Trump/Pence Rejimi Gitmeli! içinde Trump ile bu faşizmin temel ve itici gücü olan Hıristiyan köktendinciler arasındaki “kutsal olmayan ittifakı” incelemiştim. (1)

Kristin Kobes Du Mez de aynı fenomenden söz ederek (ve Hıristiyan köktendincilere

“evanjelistler” olarak atıfta bulunarak ve özellikle de beyaz evanjelistleri göz önünde bulundurarak) şunu söylemişti:

“Trump için Evanjelist destek bir sapma veya yalnızca pragmatik bir seçim değildi. Daha ziyade, evanjelistlerin militan maskülenliğini kucaklayabilmenin doruk noktasıydı; bu ataerkil olan, otoriteyi yücelten ve yurt içinde ve yurt dışında duygusuz bir iktidar gösterisine göz yuman bir ideolojiydi.” (2)

Kürtaja karşı olan Hıristiyan faşist bağnazlığı, yalnızca kürtajın “bebekleri öldürmek”

anlamına geldiği şeklindeki sahtekar nosyonla ilgili değildir – bu durum (diğer şeylerle birlikte), kürtaj hakkına karşı olan muhaliflerin de güçlü bir şekilde gebeliği önleyici doğum kontrolüne de karşı çıktıkları gerçeğiyle kendini gösteren bir şeydir. Gerçek şu ki:

Karşı çıkılan gerçek mesele, kürtaj ve doğum kontrolünün kadınlara belirli bir bağımsızlık kazandırmaya yardımcı olmasıdır. Kadınların çocuk sahibi olup olmama ya da olma zamanına kendilerinin karar vermesi şeklindeki özgürlüğe karşıdırlar. Ve evet, kadınları kendi istekleri ve kendi özgür iradeleri temelinde, hamile kalma korkusu olmadan kendi seçtikleri cinsel ilişkileri yaşama konusundaki özgürlüklerine karşıdırlar. Bu görece bağımsızlık ve özgürlük durumu, Hristiyan faşistleri arasında çılgınlığa yol açar. Çünkü kadının rolünü ataerkil – erkek tarafından domine edilen ailelerde kocanın “yardımcısı”

olarak görürler. Kadınların bağımsız ve özgür olması, kocalar için çocuk doğurucuları olmaya ve kadını genel olarak toplumda boyun eğdirilmiş ve bastırılmış pozisyona indirgeme isteklerine doğrudan ters düşer. (3)

Önceki yazı ve konuşmalarımda -bu dizideki önceki makale (Bölüm 2) dahildir- bu faşizmin

(6)

= Çözülecek Problemler =
A. Hıristiyan köktendinciler ve kürtaj karşıtlığı konulu metnin “Karşı çıkılan gerçek” sözleriyle başlayıp “ters düşer. (3)” sözlerine kadar inen kısmının tamamını hiç değiştirmeden yazın.
B. Hıristiyan köktendinciler ve kürtaj karşıtlığı konulu metni kesildiği yerden sürdürerek sonraki kısmını tamamlayın.

= Çıkarılan Kayıtlar =
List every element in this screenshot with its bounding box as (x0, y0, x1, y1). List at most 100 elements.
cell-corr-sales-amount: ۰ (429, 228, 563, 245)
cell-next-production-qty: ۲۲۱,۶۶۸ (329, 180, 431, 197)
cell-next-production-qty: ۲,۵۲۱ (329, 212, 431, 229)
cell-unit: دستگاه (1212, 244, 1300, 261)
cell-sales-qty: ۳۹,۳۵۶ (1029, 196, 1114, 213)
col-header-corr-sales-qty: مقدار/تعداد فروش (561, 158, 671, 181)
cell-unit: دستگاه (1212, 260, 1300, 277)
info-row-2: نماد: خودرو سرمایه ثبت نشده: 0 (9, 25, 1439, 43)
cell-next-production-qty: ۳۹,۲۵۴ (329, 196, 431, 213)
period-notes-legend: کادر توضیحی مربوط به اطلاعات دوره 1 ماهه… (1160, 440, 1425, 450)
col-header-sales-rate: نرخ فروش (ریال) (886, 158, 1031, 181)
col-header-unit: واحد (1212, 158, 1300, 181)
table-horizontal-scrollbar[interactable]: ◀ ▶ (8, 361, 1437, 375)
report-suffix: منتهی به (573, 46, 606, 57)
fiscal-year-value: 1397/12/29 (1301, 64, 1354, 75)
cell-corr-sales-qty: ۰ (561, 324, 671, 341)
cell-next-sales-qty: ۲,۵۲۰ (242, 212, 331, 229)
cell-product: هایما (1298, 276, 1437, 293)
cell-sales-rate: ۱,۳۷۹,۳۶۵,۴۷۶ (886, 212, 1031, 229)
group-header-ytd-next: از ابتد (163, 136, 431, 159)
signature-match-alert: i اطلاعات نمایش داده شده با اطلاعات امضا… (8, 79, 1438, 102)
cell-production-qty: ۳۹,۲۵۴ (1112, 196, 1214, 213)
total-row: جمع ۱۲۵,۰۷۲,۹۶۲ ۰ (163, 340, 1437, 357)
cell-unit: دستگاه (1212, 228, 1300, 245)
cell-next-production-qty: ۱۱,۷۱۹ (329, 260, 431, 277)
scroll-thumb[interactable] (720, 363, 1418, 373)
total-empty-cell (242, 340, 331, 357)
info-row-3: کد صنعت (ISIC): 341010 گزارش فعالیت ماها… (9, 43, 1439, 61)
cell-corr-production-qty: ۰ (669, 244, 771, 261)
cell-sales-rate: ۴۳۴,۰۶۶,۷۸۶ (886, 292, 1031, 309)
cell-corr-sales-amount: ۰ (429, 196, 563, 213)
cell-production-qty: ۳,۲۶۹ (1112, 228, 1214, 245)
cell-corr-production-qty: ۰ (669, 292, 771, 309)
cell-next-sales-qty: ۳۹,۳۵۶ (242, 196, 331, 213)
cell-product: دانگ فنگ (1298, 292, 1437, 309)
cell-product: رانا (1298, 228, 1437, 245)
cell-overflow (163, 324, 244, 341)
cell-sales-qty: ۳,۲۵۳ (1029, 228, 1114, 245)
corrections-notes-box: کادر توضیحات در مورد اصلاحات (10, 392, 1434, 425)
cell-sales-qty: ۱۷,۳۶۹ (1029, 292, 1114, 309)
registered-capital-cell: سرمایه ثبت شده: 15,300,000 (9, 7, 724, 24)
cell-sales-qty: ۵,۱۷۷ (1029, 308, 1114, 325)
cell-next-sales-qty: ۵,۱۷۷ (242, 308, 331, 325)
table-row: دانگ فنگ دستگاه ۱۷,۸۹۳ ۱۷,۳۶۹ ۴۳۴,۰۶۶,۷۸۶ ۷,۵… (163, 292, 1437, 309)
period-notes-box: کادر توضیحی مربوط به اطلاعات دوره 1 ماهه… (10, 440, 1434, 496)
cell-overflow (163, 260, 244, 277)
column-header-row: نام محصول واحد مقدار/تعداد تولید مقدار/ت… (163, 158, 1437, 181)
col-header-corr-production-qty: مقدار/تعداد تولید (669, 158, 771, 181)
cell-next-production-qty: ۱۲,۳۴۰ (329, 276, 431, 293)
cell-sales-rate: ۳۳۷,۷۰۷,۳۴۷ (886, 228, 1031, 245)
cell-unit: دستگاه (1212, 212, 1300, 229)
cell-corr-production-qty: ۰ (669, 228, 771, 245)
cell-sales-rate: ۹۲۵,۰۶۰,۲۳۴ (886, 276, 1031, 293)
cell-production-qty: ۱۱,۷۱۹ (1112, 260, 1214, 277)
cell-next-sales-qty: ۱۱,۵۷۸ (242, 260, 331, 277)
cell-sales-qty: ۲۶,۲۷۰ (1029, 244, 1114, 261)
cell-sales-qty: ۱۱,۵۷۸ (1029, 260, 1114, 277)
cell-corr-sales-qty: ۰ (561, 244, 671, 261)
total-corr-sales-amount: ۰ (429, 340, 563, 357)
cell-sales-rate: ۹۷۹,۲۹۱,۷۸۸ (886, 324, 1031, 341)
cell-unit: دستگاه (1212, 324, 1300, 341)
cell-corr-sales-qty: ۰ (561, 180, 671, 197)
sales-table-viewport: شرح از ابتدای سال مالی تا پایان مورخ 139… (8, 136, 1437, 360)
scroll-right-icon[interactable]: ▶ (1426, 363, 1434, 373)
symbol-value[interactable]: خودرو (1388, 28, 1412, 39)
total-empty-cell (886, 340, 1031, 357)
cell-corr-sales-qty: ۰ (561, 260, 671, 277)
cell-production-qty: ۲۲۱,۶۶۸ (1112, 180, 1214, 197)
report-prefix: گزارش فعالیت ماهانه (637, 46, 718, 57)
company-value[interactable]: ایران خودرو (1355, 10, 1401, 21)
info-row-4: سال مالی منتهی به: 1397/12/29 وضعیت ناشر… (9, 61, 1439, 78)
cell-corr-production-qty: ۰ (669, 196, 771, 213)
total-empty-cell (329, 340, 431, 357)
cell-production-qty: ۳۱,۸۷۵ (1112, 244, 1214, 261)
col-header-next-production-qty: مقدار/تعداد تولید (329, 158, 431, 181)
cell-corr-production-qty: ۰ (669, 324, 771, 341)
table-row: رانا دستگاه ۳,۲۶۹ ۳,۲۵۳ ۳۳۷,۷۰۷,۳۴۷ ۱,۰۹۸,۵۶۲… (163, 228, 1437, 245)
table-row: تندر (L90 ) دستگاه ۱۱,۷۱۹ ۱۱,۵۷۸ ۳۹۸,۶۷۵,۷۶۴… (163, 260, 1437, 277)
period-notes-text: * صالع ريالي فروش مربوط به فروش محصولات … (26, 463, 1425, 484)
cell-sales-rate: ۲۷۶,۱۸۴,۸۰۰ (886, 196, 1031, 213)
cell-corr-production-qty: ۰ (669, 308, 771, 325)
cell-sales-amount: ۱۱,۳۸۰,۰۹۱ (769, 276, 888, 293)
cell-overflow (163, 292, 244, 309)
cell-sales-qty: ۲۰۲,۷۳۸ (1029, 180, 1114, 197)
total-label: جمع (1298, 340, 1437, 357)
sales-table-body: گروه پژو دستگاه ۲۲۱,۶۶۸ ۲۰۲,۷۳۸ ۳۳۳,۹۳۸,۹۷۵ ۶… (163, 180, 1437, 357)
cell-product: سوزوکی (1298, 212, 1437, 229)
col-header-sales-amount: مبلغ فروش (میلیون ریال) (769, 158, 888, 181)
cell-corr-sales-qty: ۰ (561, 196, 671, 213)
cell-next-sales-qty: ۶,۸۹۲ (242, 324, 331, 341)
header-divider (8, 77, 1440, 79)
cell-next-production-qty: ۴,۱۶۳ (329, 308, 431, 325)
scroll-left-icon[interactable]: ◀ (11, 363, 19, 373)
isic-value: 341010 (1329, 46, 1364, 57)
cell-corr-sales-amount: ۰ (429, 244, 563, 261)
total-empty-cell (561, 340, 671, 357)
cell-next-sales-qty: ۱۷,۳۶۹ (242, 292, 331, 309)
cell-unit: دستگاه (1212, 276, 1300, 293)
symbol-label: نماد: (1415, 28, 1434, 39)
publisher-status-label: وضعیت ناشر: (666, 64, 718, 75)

= Yanıt Listesi =
A.
Karşı çıkılan gerçek mesele, kürtaj ve doğum kontrolünün kadınlara belirli bir bağımsızlık kazandırmaya yardımcı olmasıdır. Kadınların çocuk sahibi olup olmama ya da olma zamanına kendilerinin karar vermesi şeklindeki özgürlüğe karşıdırlar. Ve evet, kadınları kendi istekleri ve kendi özgür iradeleri temelinde, hamile kalma korkusu olmadan kendi seçtikleri cinsel ilişkileri yaşama konusundaki özgürlüklerine karşıdırlar. Bu görece bağımsızlık ve özgürlük durumu, Hristiyan faşistleri arasında çılgınlığa yol açar. Çünkü kadının rolünü ataerkil – erkek tarafından domine edilen ailelerde kocanın “yardımcısı”

olarak görürler. Kadınların bağımsız ve özgür olması, kocalar için çocuk doğurucuları olmaya ve kadını genel olarak toplumda boyun eğdirilmiş ve bastırılmış pozisyona indirgeme isteklerine doğrudan ters düşer. (3)

B.
ataerkil kadın düşmanlığı (kadına yönelik nefret ve aşağılama) ile saldırgan beyaz üstünlüğü arasında doğrudan bir bağlantı ve güçlü bir bağ olduğunu vurgulamış ve şunu belirtmiştim:

“…bu faşistlerle -yani “şikayetleri” beyaz üstünlüğü, erkek üstünlüğü, zenofobi (yabancı düşmanlığı), kuduz Amerikan şovenizmi ve çevrenin sınırsız yağmalanması üzerindeki herhangi bir sınırlamaya karşı fanatik nefrete dayanan ve giderek kelimenin tam anlamıyla kaçıkça ifadelerle kendini gösteren- bu faşistlerle “uzlaşma” olamaz. Bu faşistlerin şartlarıyla ve bütün bunların korkunç getiri ve sonuçlarıyla “uzlaşma” olamaz!” (4)

Tüm bunları kabul etmeyi (bunlarla “uzlaşmayı” reddeden) herkesin, Trump/Pence rejiminin faşist iktidarını konsolide etmesinde ve faşist programlarının uygulanmasında daha ileri bir sıçrama yapabilmesi durumunda ne kadar korkunç sonuçların olacağını acilen anlamaları gereklidir. Bu faşizm “yalnızca bir korkunç politikalar meselesi değil, aynı zamanda niteliksel olarak farklı bir yönetim biçimidir, acımasız baskıya ve en temel hakların ihlal edilmesine dayanmaktadır.” (5)

Bu dizide yer alan bir önceki makalede (2. Bölümde) alıntı yaptığım Afro-Amerikan ilahiyatçı Hubert Locke, bu önemli noktanın altını çiziyor:

“Bütün bunlar yalnızca Amerikan halkının kalpleri ve zihinlerine ilişkin bir savaş olsaydı, çatışmaya büyük ölçüde daha az kaygıyla girer, sağduyu ve insan ahlakının nihayetinde cehalet ve bağnazlığa galip geleceğinden emin olabilirdik. Ancak bu bir iktidar savaşıdır — Hükümetin dizginlerini ele geçirmek, mahkemeleri ve yargı kararlarını manipüle etmek, medyayı kontrol etmek, özel hayatımızın ve ilişkilerimizin mümkün olan her köşesine saldırmakla ilgilidir; böylece Tanrı’nın iradesi olarak algılanan şey Amerika’da hüküm sürecektir.” (6)

Bir Toplanma Çığlığı ve Harekete Geçirici Mesaj

Bu kabusun hızla kaba bir gerçekliğe dönüştüğünü kavrayabilen -adil bir dünya için her arzunun şiddetle bastırıldığı ve acımasızca nefes almanın engellendiği, havasız faşist bir Amerika’da yaşamayı reddeden- bizler, milyonların ve on milyonların dahil olacağı bir durum yaratmak için birlikte hareket etmeliyiz. Bu faşist rejim iktidarda olduğu sürece, felakete yol açan işleyişte “normal” hiçbir şey olmayacaktır.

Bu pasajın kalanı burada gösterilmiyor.